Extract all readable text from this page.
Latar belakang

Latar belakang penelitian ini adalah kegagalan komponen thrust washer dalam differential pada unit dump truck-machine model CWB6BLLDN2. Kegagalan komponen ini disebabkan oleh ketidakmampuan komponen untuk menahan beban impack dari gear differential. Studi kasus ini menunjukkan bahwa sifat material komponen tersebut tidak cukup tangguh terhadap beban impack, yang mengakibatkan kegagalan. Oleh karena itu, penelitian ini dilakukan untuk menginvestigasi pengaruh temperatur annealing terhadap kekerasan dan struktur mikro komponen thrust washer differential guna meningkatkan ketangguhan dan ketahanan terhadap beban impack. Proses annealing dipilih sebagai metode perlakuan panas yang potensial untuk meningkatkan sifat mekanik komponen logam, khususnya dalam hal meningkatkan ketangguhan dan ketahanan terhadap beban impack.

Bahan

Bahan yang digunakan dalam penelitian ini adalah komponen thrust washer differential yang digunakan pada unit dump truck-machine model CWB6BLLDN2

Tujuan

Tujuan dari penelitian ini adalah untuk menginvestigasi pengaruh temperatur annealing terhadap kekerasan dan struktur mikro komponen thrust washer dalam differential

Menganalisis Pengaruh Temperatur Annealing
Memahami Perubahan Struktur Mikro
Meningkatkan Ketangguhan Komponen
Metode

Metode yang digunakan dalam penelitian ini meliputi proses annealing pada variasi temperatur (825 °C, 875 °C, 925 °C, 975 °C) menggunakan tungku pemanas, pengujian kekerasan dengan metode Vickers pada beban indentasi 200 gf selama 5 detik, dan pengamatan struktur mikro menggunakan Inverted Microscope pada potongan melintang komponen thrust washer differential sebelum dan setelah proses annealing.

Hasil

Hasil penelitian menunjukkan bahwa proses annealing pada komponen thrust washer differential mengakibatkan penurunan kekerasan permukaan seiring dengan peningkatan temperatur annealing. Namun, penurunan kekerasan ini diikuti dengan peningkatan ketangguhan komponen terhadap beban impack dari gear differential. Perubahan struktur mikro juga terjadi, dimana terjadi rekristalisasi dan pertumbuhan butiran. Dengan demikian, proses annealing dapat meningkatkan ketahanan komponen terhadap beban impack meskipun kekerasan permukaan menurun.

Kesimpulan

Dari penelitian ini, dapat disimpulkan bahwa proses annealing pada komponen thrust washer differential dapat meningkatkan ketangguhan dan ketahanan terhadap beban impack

- Stated exercise -
Please restate the whole listing word for word.

- Final answer -
Extract all readable text from this page.
Latar belakang

Latar belakang penelitian ini adalah kegagalan komponen thrust washer dalam differential pada unit dump truck-machine model CWB6BLLDN2. Kegagalan komponen ini disebabkan oleh ketidakmampuan komponen untuk menahan beban impack dari gear differential. Studi kasus ini menunjukkan bahwa sifat material komponen tersebut tidak cukup tangguh terhadap beban impack, yang mengakibatkan kegagalan. Oleh karena itu, penelitian ini dilakukan untuk menginvestigasi pengaruh temperatur annealing terhadap kekerasan dan struktur mikro komponen thrust washer differential guna meningkatkan ketangguhan dan ketahanan terhadap beban impack. Proses annealing dipilih sebagai metode perlakuan panas yang potensial untuk meningkatkan sifat mekanik komponen logam, khususnya dalam hal meningkatkan ketangguhan dan ketahanan terhadap beban impack.

Bahan

Bahan yang digunakan dalam penelitian ini adalah komponen thrust washer differential yang digunakan pada unit dump truck-machine model CWB6BLLDN2

Tujuan

Tujuan dari penelitian ini adalah untuk menginvestigasi pengaruh temperatur annealing terhadap kekerasan dan struktur mikro komponen thrust washer dalam differential

Menganalisis Pengaruh Temperatur Annealing
Memahami Perubahan Struktur Mikro
Meningkatkan Ketangguhan Komponen
Metode

Metode yang digunakan dalam penelitian ini meliputi proses annealing pada variasi temperatur (825 °C, 875 °C, 925 °C, 975 °C) menggunakan tungku pemanas, pengujian kekerasan dengan metode Vickers pada beban indentasi 200 gf selama 5 detik, dan pengamatan struktur mikro menggunakan Inverted Microscope pada potongan melintang komponen thrust washer differential sebelum dan setelah proses annealing.

Hasil

Hasil penelitian menunjukkan bahwa proses annealing pada komponen thrust washer differential mengakibatkan penurunan kekerasan permukaan seiring dengan peningkatan temperatur annealing. Namun, penurunan kekerasan ini diikuti dengan peningkatan ketangguhan komponen terhadap beban impack dari gear differential. Perubahan struktur mikro juga terjadi, dimana terjadi rekristalisasi dan pertumbuhan butiran. Dengan demikian, proses annealing dapat meningkatkan ketahanan komponen terhadap beban impack meskipun kekerasan permukaan menurun.

Kesimpulan

Dari penelitian ini, dapat disimpulkan bahwa proses annealing pada komponen thrust washer differential dapat meningkatkan ketangguhan dan ketahanan terhadap beban impack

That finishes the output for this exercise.